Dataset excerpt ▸
·····

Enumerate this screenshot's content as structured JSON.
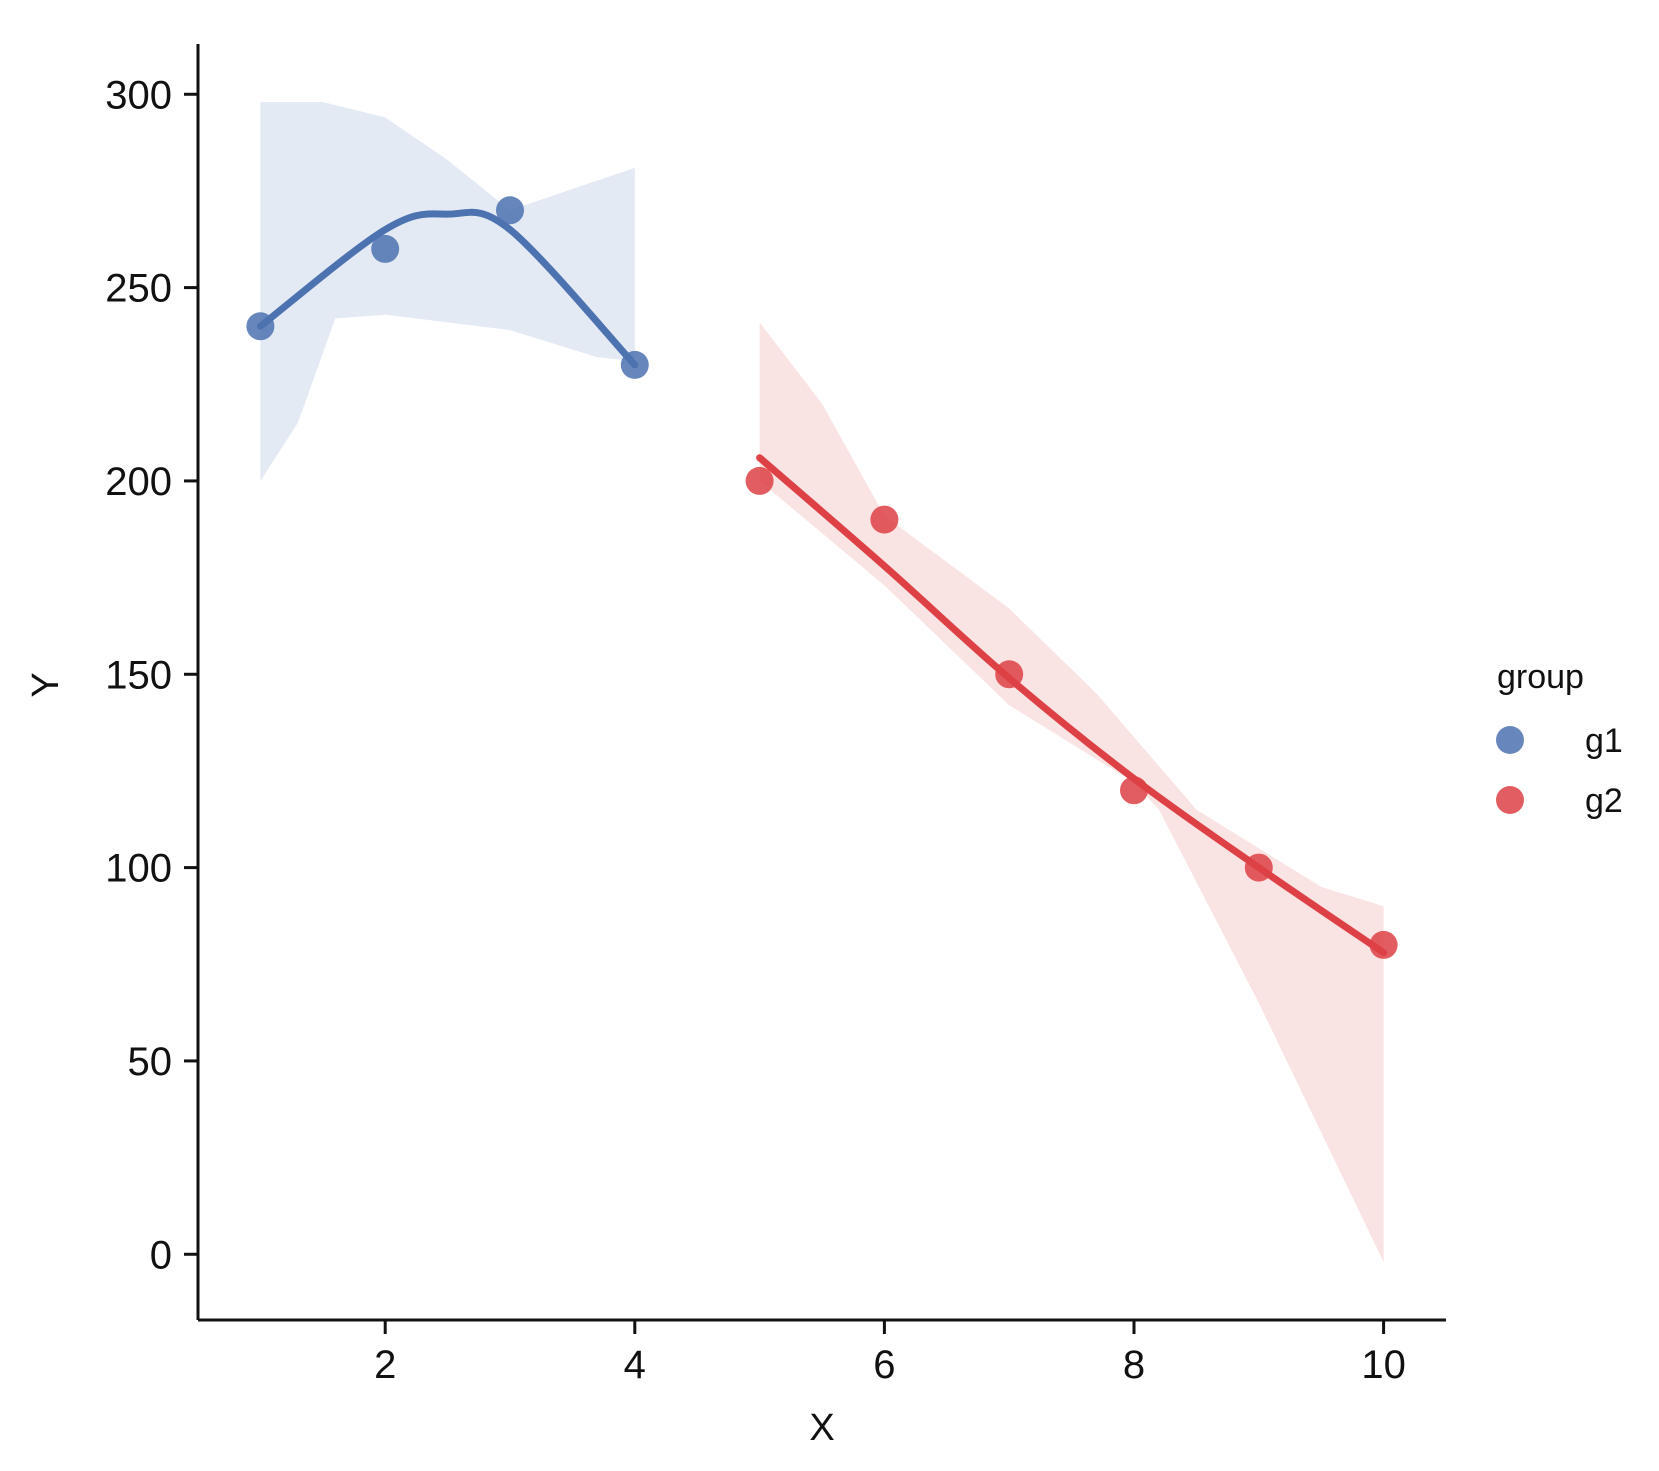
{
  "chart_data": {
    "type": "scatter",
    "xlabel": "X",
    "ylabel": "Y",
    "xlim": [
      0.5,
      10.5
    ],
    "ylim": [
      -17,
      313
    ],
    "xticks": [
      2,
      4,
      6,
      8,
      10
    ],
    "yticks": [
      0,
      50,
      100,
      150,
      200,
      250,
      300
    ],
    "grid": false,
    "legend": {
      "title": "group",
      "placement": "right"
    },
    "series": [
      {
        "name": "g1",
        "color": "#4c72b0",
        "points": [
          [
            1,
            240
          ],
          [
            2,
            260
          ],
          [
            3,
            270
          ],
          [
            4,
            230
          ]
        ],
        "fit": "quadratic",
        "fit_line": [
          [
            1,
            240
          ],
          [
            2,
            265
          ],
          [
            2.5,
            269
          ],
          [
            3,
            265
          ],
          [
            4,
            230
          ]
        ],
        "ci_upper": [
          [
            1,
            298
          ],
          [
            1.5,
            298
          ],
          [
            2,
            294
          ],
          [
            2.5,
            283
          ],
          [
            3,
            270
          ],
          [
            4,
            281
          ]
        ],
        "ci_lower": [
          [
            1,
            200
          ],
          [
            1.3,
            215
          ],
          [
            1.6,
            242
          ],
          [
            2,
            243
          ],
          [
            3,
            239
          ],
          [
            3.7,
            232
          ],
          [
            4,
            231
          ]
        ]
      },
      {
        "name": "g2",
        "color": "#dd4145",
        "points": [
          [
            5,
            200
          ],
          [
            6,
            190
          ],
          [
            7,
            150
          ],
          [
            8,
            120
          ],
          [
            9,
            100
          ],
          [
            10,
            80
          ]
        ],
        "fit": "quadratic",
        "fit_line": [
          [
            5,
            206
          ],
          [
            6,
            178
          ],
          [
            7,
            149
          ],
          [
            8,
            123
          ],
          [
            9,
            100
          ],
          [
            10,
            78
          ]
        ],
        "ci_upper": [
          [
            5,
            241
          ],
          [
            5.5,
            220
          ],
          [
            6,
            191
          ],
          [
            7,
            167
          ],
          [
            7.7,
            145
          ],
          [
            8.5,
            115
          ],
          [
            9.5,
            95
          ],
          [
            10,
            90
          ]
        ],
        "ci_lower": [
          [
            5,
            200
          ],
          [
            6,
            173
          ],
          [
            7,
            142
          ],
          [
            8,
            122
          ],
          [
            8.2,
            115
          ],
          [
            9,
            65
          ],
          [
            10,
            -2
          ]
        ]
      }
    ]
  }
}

·····

EXERCISE OBJECTIVE ▸ Each record above is to be restated exactly, with its pictures removed from the copy.

REPLY ▸
Enumerate this screenshot's content as structured JSON.
{
  "chart_data": {
    "type": "scatter",
    "xlabel": "X",
    "ylabel": "Y",
    "xlim": [
      0.5,
      10.5
    ],
    "ylim": [
      -17,
      313
    ],
    "xticks": [
      2,
      4,
      6,
      8,
      10
    ],
    "yticks": [
      0,
      50,
      100,
      150,
      200,
      250,
      300
    ],
    "grid": false,
    "legend": {
      "title": "group",
      "placement": "right"
    },
    "series": [
      {
        "name": "g1",
        "color": "#4c72b0",
        "points": [
          [
            1,
            240
          ],
          [
            2,
            260
          ],
          [
            3,
            270
          ],
          [
            4,
            230
          ]
        ],
        "fit": "quadratic",
        "fit_line": [
          [
            1,
            240
          ],
          [
            2,
            265
          ],
          [
            2.5,
            269
          ],
          [
            3,
            265
          ],
          [
            4,
            230
          ]
        ],
        "ci_upper": [
          [
            1,
            298
          ],
          [
            1.5,
            298
          ],
          [
            2,
            294
          ],
          [
            2.5,
            283
          ],
          [
            3,
            270
          ],
          [
            4,
            281
          ]
        ],
        "ci_lower": [
          [
            1,
            200
          ],
          [
            1.3,
            215
          ],
          [
            1.6,
            242
          ],
          [
            2,
            243
          ],
          [
            3,
            239
          ],
          [
            3.7,
            232
          ],
          [
            4,
            231
          ]
        ]
      },
      {
        "name": "g2",
        "color": "#dd4145",
        "points": [
          [
            5,
            200
          ],
          [
            6,
            190
          ],
          [
            7,
            150
          ],
          [
            8,
            120
          ],
          [
            9,
            100
          ],
          [
            10,
            80
          ]
        ],
        "fit": "quadratic",
        "fit_line": [
          [
            5,
            206
          ],
          [
            6,
            178
          ],
          [
            7,
            149
          ],
          [
            8,
            123
          ],
          [
            9,
            100
          ],
          [
            10,
            78
          ]
        ],
        "ci_upper": [
          [
            5,
            241
          ],
          [
            5.5,
            220
          ],
          [
            6,
            191
          ],
          [
            7,
            167
          ],
          [
            7.7,
            145
          ],
          [
            8.5,
            115
          ],
          [
            9.5,
            95
          ],
          [
            10,
            90
          ]
        ],
        "ci_lower": [
          [
            5,
            200
          ],
          [
            6,
            173
          ],
          [
            7,
            142
          ],
          [
            8,
            122
          ],
          [
            8.2,
            115
          ],
          [
            9,
            65
          ],
          [
            10,
            -2
          ]
        ]
      }
    ]
  }
}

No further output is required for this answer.